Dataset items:
------------------------------------------------------------------------

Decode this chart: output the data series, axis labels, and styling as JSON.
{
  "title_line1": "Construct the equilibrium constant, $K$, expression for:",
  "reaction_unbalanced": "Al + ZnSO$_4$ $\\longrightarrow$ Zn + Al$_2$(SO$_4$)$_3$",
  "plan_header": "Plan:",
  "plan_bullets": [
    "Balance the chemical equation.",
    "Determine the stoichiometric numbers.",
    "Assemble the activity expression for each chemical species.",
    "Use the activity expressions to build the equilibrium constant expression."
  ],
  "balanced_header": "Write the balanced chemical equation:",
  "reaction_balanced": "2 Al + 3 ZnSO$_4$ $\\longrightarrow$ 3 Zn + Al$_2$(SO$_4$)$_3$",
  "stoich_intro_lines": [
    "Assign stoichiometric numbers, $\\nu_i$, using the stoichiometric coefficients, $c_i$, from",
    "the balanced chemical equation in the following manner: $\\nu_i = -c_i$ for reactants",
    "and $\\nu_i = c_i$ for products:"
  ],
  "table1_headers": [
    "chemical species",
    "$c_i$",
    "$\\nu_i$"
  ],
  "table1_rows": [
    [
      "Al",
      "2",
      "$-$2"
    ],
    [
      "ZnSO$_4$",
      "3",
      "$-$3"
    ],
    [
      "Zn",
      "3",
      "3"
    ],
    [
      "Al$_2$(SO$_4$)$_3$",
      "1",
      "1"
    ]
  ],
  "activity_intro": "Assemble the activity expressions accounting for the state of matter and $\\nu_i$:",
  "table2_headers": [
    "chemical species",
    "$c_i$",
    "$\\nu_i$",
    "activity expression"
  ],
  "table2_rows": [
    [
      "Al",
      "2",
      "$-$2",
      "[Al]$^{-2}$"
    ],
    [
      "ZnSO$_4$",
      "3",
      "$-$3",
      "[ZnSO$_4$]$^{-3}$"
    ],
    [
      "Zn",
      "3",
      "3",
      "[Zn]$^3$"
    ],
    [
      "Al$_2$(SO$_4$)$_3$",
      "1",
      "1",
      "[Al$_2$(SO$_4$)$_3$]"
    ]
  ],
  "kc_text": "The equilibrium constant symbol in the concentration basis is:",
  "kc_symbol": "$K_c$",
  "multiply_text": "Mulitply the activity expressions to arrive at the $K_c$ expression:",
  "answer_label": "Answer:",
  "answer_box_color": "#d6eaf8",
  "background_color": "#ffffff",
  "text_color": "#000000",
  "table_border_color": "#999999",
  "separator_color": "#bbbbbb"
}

------------------------------------------------------------------------

▸ **Exercise details**
Extract all lines from the data in which "constant" is found.

▸ **Solved exercise**
  "title_line1": "Construct the equilibrium constant, $K$, expression for:",
    "Use the activity expressions to build the equilibrium constant expression."
  "kc_text": "The equilibrium constant symbol in the concentration basis is:",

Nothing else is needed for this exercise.